What this task involves:
Reproduce every line in the listing that contains the word "Important".

Data:
★ ★ ★ ★

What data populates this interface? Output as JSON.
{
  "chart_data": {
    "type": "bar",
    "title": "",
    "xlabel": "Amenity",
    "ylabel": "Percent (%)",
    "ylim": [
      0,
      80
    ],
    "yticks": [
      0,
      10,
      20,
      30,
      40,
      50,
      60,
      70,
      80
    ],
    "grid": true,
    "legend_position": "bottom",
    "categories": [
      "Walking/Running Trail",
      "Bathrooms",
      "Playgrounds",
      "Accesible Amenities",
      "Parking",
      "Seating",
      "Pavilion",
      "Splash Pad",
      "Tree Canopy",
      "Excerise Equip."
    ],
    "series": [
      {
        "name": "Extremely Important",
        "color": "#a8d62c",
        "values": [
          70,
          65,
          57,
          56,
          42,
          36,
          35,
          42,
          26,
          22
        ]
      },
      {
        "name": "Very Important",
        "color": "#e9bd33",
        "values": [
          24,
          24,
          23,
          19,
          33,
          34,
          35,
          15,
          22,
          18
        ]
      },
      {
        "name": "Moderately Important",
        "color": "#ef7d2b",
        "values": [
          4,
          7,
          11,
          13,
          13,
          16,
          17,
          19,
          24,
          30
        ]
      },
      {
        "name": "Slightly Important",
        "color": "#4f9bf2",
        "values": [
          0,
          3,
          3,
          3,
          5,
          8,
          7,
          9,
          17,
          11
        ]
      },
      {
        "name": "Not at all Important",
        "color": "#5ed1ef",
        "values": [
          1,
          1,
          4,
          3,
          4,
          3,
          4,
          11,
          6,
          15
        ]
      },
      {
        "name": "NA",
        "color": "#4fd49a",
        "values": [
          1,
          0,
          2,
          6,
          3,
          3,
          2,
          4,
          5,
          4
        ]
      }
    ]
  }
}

★ ★ ★ ★

Result for this task:
        "name": "Extremely Important",
        "name": "Very Important",
        "name": "Moderately Important",
        "name": "Slightly Important",
        "name": "Not at all Important",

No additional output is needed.